▸ **Stored items**:
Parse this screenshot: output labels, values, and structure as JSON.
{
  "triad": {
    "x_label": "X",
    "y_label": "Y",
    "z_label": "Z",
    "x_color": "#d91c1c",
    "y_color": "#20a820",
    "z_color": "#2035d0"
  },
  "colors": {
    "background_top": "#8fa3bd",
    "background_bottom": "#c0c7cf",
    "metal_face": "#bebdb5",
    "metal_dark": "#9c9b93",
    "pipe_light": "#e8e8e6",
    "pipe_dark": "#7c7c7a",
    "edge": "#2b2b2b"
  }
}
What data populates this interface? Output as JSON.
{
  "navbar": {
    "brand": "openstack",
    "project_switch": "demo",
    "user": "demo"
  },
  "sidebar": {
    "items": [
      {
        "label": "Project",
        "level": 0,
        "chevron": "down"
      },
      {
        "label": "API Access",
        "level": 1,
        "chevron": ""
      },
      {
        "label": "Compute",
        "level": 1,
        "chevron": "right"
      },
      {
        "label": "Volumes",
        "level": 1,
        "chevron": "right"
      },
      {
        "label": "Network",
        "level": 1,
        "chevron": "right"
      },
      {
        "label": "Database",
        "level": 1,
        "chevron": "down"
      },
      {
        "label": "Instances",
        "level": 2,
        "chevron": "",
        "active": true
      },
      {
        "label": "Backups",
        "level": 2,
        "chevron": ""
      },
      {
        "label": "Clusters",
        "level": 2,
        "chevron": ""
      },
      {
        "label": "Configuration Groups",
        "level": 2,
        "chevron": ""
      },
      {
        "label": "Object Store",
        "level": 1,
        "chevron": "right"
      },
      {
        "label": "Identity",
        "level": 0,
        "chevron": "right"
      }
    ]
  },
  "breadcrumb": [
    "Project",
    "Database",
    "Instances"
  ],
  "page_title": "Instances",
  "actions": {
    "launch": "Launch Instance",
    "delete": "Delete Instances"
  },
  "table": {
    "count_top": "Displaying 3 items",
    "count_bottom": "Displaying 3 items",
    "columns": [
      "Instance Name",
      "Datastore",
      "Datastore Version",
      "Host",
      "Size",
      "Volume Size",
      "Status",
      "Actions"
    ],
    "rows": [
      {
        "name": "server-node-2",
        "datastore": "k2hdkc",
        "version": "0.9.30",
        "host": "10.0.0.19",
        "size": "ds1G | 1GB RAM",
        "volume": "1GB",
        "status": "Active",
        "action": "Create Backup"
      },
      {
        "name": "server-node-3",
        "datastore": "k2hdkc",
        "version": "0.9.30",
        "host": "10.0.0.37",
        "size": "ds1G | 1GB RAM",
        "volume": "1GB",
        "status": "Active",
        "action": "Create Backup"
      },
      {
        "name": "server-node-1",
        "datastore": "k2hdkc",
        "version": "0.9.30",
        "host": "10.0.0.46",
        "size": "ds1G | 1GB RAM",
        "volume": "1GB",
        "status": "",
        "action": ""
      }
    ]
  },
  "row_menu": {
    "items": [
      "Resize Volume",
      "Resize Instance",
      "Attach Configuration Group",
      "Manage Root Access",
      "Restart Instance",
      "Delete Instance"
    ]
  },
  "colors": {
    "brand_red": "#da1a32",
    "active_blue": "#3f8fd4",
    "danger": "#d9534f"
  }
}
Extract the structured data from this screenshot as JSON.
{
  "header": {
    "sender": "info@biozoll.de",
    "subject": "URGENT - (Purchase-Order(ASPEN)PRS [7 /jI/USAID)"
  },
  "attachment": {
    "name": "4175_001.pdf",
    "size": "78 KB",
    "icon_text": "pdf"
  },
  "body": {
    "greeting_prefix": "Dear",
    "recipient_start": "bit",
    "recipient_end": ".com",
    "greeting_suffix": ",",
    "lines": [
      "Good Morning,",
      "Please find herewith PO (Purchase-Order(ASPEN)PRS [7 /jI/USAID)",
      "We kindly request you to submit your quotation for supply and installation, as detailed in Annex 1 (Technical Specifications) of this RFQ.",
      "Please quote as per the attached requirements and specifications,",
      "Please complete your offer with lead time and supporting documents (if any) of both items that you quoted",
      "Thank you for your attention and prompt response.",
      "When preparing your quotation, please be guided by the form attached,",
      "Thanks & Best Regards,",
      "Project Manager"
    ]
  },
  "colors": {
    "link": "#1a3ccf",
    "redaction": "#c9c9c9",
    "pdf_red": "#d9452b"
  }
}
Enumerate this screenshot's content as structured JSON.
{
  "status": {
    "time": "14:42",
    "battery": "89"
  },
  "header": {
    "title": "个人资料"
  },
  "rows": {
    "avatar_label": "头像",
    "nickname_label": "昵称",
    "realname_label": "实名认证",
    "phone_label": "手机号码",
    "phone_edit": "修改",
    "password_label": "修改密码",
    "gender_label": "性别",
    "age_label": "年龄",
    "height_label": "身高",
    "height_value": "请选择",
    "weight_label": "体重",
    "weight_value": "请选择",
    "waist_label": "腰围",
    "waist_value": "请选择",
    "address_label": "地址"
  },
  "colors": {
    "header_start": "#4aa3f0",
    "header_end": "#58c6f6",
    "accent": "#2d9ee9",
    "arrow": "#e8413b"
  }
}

▸ **Prompt**: Go through the entries and repeat each one exactly.

▸ **The completed task**:
Parse this screenshot: output labels, values, and structure as JSON.
{
  "triad": {
    "x_label": "X",
    "y_label": "Y",
    "z_label": "Z",
    "x_color": "#d91c1c",
    "y_color": "#20a820",
    "z_color": "#2035d0"
  },
  "colors": {
    "background_top": "#8fa3bd",
    "background_bottom": "#c0c7cf",
    "metal_face": "#bebdb5",
    "metal_dark": "#9c9b93",
    "pipe_light": "#e8e8e6",
    "pipe_dark": "#7c7c7a",
    "edge": "#2b2b2b"
  }
}
What data populates this interface? Output as JSON.
{
  "navbar": {
    "brand": "openstack",
    "project_switch": "demo",
    "user": "demo"
  },
  "sidebar": {
    "items": [
      {
        "label": "Project",
        "level": 0,
        "chevron": "down"
      },
      {
        "label": "API Access",
        "level": 1,
        "chevron": ""
      },
      {
        "label": "Compute",
        "level": 1,
        "chevron": "right"
      },
      {
        "label": "Volumes",
        "level": 1,
        "chevron": "right"
      },
      {
        "label": "Network",
        "level": 1,
        "chevron": "right"
      },
      {
        "label": "Database",
        "level": 1,
        "chevron": "down"
      },
      {
        "label": "Instances",
        "level": 2,
        "chevron": "",
        "active": true
      },
      {
        "label": "Backups",
        "level": 2,
        "chevron": ""
      },
      {
        "label": "Clusters",
        "level": 2,
        "chevron": ""
      },
      {
        "label": "Configuration Groups",
        "level": 2,
        "chevron": ""
      },
      {
        "label": "Object Store",
        "level": 1,
        "chevron": "right"
      },
      {
        "label": "Identity",
        "level": 0,
        "chevron": "right"
      }
    ]
  },
  "breadcrumb": [
    "Project",
    "Database",
    "Instances"
  ],
  "page_title": "Instances",
  "actions": {
    "launch": "Launch Instance",
    "delete": "Delete Instances"
  },
  "table": {
    "count_top": "Displaying 3 items",
    "count_bottom": "Displaying 3 items",
    "columns": [
      "Instance Name",
      "Datastore",
      "Datastore Version",
      "Host",
      "Size",
      "Volume Size",
      "Status",
      "Actions"
    ],
    "rows": [
      {
        "name": "server-node-2",
        "datastore": "k2hdkc",
        "version": "0.9.30",
        "host": "10.0.0.19",
        "size": "ds1G | 1GB RAM",
        "volume": "1GB",
        "status": "Active",
        "action": "Create Backup"
      },
      {
        "name": "server-node-3",
        "datastore": "k2hdkc",
        "version": "0.9.30",
        "host": "10.0.0.37",
        "size": "ds1G | 1GB RAM",
        "volume": "1GB",
        "status": "Active",
        "action": "Create Backup"
      },
      {
        "name": "server-node-1",
        "datastore": "k2hdkc",
        "version": "0.9.30",
        "host": "10.0.0.46",
        "size": "ds1G | 1GB RAM",
        "volume": "1GB",
        "status": "",
        "action": ""
      }
    ]
  },
  "row_menu": {
    "items": [
      "Resize Volume",
      "Resize Instance",
      "Attach Configuration Group",
      "Manage Root Access",
      "Restart Instance",
      "Delete Instance"
    ]
  },
  "colors": {
    "brand_red": "#da1a32",
    "active_blue": "#3f8fd4",
    "danger": "#d9534f"
  }
}
Extract the structured data from this screenshot as JSON.
{
  "header": {
    "sender": "info@biozoll.de",
    "subject": "URGENT - (Purchase-Order(ASPEN)PRS [7 /jI/USAID)"
  },
  "attachment": {
    "name": "4175_001.pdf",
    "size": "78 KB",
    "icon_text": "pdf"
  },
  "body": {
    "greeting_prefix": "Dear",
    "recipient_start": "bit",
    "recipient_end": ".com",
    "greeting_suffix": ",",
    "lines": [
      "Good Morning,",
      "Please find herewith PO (Purchase-Order(ASPEN)PRS [7 /jI/USAID)",
      "We kindly request you to submit your quotation for supply and installation, as detailed in Annex 1 (Technical Specifications) of this RFQ.",
      "Please quote as per the attached requirements and specifications,",
      "Please complete your offer with lead time and supporting documents (if any) of both items that you quoted",
      "Thank you for your attention and prompt response.",
      "When preparing your quotation, please be guided by the form attached,",
      "Thanks & Best Regards,",
      "Project Manager"
    ]
  },
  "colors": {
    "link": "#1a3ccf",
    "redaction": "#c9c9c9",
    "pdf_red": "#d9452b"
  }
}
Enumerate this screenshot's content as structured JSON.
{
  "status": {
    "time": "14:42",
    "battery": "89"
  },
  "header": {
    "title": "个人资料"
  },
  "rows": {
    "avatar_label": "头像",
    "nickname_label": "昵称",
    "realname_label": "实名认证",
    "phone_label": "手机号码",
    "phone_edit": "修改",
    "password_label": "修改密码",
    "gender_label": "性别",
    "age_label": "年龄",
    "height_label": "身高",
    "height_value": "请选择",
    "weight_label": "体重",
    "weight_value": "请选择",
    "waist_label": "腰围",
    "waist_value": "请选择",
    "address_label": "地址"
  },
  "colors": {
    "header_start": "#4aa3f0",
    "header_end": "#58c6f6",
    "accent": "#2d9ee9",
    "arrow": "#e8413b"
  }
}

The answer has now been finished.